**Dataset rows:**
##############################

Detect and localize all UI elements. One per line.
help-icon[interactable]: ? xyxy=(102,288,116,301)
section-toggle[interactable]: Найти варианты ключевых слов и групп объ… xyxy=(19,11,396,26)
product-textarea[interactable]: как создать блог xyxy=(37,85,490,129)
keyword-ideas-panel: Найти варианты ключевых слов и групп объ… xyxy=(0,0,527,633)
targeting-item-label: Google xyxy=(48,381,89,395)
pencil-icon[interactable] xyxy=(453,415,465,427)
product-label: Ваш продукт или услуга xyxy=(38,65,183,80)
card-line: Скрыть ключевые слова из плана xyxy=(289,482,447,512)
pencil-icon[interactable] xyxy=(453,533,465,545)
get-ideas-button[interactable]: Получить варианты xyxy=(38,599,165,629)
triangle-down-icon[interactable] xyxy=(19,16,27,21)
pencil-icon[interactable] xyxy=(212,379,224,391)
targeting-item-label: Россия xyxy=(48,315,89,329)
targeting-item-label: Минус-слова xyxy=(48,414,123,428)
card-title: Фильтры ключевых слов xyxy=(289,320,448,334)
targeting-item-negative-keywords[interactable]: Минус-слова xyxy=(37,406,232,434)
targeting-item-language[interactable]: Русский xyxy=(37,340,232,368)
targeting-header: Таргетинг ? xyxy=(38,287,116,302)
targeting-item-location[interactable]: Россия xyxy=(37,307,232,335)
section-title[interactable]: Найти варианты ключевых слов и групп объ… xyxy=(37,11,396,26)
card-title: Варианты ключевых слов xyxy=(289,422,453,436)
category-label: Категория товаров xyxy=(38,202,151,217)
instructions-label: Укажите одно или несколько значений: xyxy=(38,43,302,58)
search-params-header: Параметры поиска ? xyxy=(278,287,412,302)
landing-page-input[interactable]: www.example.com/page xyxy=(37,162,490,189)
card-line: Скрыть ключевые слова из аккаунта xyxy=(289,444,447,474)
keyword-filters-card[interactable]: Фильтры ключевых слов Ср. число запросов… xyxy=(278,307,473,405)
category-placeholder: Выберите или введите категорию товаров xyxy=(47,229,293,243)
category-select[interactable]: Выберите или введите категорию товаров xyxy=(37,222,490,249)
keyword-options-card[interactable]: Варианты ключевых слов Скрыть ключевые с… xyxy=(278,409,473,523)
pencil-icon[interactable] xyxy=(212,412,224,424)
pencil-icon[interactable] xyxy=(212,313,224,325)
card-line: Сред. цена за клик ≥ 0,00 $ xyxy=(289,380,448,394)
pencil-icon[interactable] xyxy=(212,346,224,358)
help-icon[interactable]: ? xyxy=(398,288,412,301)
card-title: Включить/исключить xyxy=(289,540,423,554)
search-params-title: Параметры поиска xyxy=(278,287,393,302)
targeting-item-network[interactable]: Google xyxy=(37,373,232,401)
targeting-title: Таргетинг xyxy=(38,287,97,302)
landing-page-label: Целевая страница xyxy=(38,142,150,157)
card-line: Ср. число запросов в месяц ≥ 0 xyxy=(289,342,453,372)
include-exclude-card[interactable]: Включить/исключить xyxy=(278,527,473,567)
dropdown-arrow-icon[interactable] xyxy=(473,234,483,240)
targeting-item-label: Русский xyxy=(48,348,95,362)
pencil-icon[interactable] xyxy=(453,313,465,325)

##############################

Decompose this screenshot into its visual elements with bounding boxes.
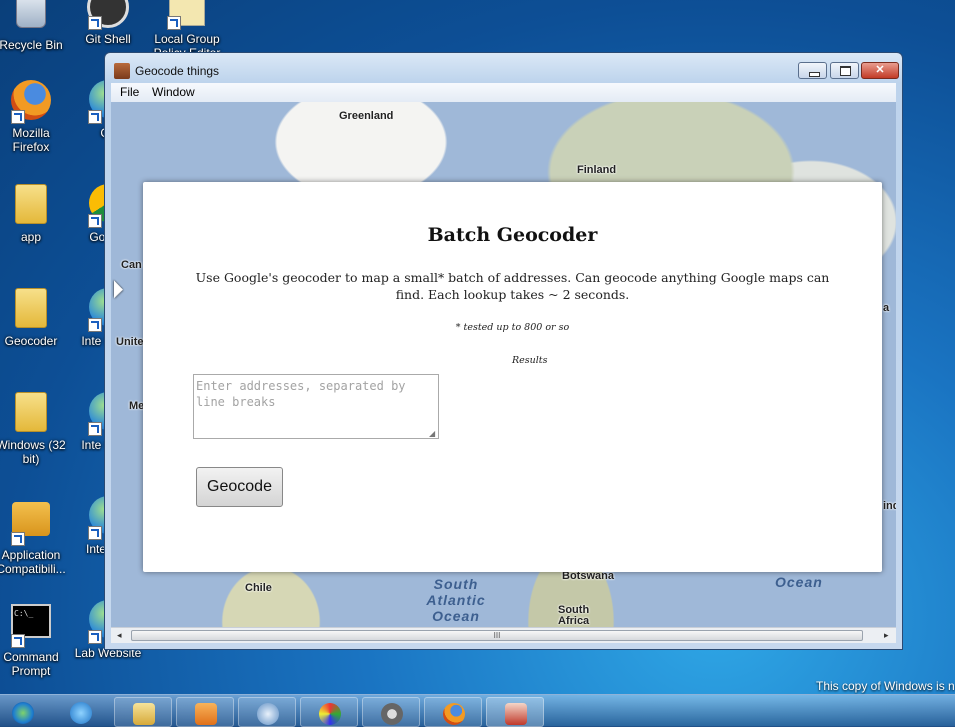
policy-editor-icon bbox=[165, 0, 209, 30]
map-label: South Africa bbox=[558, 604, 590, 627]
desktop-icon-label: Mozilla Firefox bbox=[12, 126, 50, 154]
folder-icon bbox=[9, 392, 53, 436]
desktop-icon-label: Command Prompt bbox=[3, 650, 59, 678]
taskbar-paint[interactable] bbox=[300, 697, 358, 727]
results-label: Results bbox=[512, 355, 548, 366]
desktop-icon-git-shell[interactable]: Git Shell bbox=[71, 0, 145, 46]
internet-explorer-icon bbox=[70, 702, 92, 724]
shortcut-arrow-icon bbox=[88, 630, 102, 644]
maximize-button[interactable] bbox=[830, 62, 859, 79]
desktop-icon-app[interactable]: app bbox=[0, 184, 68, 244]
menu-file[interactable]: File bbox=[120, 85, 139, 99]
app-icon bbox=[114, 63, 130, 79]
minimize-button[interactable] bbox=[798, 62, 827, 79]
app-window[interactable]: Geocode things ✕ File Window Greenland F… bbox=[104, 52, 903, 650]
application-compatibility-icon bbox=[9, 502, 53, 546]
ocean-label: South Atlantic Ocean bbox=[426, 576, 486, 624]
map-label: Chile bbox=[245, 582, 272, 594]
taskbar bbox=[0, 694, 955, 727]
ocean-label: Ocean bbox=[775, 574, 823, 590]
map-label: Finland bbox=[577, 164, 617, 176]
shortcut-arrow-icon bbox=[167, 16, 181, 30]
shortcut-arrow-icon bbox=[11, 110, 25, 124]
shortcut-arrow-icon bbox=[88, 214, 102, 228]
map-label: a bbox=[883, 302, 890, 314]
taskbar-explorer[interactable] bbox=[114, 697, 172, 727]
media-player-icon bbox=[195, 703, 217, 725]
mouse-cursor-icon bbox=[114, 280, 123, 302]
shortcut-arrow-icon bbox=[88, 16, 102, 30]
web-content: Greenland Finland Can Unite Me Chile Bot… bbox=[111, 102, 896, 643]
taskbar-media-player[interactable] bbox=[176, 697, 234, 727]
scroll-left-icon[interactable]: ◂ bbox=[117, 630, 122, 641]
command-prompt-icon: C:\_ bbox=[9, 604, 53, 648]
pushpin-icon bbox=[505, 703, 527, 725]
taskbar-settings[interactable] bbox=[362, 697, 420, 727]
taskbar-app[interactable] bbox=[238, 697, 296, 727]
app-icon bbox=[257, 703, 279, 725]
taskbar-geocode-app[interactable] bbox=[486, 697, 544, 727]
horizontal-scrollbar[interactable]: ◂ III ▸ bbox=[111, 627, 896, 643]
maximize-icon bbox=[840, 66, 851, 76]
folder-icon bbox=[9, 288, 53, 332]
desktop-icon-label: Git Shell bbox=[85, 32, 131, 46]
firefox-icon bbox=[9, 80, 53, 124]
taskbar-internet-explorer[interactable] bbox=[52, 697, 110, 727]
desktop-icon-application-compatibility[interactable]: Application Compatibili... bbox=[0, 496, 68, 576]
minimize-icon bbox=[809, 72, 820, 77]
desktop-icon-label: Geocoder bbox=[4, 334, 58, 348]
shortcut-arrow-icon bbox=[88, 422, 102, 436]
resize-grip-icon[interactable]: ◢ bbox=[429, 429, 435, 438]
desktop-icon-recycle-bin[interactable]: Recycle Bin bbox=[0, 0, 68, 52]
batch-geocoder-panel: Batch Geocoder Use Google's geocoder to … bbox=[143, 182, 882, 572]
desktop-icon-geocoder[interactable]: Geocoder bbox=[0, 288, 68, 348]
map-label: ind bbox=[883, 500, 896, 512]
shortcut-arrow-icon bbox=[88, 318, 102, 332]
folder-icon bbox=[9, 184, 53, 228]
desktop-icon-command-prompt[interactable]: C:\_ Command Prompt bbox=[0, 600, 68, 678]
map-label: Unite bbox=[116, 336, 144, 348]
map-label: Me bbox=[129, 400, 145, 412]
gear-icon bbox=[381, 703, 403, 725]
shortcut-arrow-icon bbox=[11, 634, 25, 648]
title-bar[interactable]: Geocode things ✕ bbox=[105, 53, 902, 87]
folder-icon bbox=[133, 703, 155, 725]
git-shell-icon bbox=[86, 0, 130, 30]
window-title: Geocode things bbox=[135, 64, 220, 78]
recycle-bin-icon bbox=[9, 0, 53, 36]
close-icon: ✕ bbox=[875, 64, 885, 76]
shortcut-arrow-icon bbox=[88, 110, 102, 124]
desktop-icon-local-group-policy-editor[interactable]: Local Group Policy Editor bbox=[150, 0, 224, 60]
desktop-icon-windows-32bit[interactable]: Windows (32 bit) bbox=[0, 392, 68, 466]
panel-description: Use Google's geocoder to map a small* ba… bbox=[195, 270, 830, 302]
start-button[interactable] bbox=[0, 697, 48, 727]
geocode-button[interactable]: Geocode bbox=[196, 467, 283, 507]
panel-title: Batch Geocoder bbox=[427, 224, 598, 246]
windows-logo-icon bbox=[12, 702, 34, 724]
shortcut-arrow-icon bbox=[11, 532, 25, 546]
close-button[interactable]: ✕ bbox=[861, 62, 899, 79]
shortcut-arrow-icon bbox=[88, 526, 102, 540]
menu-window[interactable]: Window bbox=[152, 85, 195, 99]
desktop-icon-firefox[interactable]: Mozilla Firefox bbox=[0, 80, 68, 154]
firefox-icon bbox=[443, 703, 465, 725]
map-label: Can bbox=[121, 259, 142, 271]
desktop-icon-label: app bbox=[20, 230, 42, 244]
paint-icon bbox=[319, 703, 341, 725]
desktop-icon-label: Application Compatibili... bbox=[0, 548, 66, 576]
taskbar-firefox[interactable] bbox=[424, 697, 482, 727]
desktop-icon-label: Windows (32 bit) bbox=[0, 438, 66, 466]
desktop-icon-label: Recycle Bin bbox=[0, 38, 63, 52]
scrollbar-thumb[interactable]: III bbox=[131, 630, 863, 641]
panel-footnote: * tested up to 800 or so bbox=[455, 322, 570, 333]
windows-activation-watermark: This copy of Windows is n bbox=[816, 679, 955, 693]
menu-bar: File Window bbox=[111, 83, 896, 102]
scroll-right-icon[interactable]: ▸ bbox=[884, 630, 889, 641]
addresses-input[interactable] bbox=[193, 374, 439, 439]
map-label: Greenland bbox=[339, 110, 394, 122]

##############################

**What you need to do:**
Can you format the lines of the records running from the one containing "policy-editor-icon bbox=[165, 0, 209, 30]" through the one containing "results-label: Results bbox=[512, 355, 548, 366]" as a JSON list of strings, one string per line, with any blank lines left out?

**Task result:**
[
  "policy-editor-icon bbox=[165, 0, 209, 30]",
  "map-label: South Africa bbox=[558, 604, 590, 627]",
  "desktop-icon-label: Mozilla Firefox bbox=[12, 126, 50, 154]",
  "folder-icon bbox=[9, 392, 53, 436]",
  "desktop-icon-label: Command Prompt bbox=[3, 650, 59, 678]",
  "taskbar-paint[interactable] bbox=[300, 697, 358, 727]",
  "results-label: Results bbox=[512, 355, 548, 366]"
]